=== WHAT IS EXPECTED ===
Tally how many lines of these entries hold the string "document". Return the number alone.

** START OF INPUT ROWS **

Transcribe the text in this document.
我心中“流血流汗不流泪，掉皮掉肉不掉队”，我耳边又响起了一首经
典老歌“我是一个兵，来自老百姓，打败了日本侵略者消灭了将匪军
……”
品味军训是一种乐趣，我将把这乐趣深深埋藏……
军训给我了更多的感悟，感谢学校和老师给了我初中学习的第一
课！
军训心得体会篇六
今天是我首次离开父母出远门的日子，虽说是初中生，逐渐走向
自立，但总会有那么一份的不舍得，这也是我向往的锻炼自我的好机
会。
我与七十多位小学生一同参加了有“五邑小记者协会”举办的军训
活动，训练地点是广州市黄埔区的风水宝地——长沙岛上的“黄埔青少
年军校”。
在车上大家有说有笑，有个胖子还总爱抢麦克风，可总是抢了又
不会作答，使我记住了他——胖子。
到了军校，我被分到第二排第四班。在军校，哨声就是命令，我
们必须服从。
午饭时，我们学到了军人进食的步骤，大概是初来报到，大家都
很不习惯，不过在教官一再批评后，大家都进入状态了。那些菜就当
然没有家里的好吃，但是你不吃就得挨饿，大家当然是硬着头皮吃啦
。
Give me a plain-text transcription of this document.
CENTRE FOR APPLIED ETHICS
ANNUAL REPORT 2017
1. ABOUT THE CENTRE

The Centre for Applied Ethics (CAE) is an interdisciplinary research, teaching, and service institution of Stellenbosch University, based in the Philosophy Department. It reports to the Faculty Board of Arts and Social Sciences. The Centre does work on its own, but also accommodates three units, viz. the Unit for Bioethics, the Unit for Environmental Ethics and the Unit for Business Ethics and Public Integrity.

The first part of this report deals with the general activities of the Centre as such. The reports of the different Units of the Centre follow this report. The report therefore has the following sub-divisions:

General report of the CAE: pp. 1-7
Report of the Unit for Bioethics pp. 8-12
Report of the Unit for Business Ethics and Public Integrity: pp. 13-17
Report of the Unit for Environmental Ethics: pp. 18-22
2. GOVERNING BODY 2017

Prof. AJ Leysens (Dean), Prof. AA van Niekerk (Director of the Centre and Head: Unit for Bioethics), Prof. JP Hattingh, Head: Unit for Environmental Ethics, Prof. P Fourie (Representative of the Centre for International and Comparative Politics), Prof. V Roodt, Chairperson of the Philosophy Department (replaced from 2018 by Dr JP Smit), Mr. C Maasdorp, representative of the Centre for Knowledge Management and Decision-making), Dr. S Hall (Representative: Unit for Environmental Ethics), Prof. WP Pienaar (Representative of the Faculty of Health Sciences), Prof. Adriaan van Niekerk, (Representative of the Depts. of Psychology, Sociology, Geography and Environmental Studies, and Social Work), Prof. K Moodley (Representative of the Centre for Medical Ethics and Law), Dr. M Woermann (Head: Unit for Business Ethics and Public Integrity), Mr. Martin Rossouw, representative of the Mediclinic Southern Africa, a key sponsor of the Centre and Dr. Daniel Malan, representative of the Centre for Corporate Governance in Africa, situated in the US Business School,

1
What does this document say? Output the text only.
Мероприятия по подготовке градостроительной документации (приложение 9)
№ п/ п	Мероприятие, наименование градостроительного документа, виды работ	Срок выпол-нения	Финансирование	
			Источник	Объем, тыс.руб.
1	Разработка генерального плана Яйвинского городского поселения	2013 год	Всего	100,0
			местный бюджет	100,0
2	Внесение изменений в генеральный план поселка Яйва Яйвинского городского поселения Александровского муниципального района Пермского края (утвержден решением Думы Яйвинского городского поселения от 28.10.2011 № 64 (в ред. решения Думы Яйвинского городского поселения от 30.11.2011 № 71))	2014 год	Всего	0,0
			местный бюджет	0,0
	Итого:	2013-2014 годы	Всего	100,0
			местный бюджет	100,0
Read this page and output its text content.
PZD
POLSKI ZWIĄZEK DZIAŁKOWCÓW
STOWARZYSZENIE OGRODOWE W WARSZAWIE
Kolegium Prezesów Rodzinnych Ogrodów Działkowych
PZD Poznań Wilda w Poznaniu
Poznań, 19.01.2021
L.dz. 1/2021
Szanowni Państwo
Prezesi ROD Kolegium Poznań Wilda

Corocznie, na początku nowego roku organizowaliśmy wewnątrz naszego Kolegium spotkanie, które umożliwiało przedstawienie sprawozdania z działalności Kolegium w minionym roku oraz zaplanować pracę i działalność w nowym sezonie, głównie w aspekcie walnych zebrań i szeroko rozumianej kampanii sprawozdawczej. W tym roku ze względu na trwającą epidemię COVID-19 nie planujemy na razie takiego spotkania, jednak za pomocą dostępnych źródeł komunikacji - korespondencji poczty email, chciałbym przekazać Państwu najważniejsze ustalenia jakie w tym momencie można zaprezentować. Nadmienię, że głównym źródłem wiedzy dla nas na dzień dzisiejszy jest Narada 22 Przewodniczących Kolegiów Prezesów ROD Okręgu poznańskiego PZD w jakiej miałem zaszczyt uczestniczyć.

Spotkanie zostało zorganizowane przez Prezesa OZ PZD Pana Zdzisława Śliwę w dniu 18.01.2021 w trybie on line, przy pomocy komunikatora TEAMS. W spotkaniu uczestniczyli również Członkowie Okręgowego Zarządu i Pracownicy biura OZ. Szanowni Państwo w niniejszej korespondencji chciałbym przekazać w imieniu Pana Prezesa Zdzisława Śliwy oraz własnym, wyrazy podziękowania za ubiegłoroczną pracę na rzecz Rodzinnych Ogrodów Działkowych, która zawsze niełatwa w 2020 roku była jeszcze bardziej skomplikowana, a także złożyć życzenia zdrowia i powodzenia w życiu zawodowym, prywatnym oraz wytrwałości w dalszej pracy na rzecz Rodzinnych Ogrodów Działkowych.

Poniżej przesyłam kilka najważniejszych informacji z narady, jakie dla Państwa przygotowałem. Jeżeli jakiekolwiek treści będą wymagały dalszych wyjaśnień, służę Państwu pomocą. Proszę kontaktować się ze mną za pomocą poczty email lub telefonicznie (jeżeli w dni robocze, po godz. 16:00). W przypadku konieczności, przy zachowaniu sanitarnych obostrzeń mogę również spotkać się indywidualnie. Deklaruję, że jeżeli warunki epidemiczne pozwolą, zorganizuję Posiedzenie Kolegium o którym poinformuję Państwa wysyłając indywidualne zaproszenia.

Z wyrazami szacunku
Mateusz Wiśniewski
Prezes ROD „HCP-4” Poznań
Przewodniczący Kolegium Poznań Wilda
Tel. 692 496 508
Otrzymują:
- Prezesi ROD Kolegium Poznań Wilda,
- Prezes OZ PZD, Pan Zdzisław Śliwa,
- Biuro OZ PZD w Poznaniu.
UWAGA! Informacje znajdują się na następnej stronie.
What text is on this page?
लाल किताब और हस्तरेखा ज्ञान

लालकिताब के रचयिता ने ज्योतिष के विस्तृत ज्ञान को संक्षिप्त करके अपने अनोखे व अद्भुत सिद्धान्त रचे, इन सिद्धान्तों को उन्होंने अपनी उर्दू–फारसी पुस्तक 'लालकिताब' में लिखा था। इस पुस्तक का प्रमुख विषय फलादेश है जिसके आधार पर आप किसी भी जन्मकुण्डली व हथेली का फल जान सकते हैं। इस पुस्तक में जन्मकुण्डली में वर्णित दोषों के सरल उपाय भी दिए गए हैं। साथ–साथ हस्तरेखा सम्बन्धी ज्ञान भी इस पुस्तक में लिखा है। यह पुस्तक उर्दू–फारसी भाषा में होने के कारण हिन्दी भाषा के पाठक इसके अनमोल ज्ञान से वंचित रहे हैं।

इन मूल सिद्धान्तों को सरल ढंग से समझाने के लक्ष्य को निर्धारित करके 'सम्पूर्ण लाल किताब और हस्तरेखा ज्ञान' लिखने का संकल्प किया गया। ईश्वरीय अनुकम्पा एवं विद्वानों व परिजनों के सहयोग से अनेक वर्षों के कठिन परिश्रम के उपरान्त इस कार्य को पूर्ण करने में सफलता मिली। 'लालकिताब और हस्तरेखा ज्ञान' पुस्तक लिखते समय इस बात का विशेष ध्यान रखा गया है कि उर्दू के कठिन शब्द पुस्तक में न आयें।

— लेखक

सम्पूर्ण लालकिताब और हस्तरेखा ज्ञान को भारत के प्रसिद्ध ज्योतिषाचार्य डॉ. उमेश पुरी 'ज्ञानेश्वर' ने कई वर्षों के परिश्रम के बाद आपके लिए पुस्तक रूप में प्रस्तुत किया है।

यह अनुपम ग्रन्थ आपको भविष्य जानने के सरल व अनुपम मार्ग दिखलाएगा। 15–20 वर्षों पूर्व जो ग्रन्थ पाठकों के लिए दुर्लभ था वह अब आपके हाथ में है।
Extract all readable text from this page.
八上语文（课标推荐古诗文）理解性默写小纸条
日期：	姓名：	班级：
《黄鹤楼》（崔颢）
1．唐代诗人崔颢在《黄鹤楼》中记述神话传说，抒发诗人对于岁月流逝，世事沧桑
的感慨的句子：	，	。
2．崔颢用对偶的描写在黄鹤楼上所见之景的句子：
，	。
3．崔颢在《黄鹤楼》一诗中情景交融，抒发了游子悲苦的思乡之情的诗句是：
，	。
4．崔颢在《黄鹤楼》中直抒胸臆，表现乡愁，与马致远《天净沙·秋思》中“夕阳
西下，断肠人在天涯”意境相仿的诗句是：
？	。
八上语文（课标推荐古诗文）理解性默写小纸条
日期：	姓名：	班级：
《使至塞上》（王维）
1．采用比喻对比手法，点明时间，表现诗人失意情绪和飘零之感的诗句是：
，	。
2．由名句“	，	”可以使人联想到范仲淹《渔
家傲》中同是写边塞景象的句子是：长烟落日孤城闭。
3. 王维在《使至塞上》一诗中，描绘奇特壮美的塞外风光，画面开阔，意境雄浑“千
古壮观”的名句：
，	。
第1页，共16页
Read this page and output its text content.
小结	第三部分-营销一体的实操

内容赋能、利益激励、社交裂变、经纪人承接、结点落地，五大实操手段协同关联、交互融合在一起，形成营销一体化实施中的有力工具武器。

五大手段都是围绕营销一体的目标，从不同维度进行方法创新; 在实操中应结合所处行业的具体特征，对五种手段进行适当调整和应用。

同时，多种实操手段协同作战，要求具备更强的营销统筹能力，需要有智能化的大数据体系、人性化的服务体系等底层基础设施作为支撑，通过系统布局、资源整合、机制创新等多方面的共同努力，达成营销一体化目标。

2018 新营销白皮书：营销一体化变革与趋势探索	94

** END OF INPUT ROWS **

=== RESULT BELOW ===
3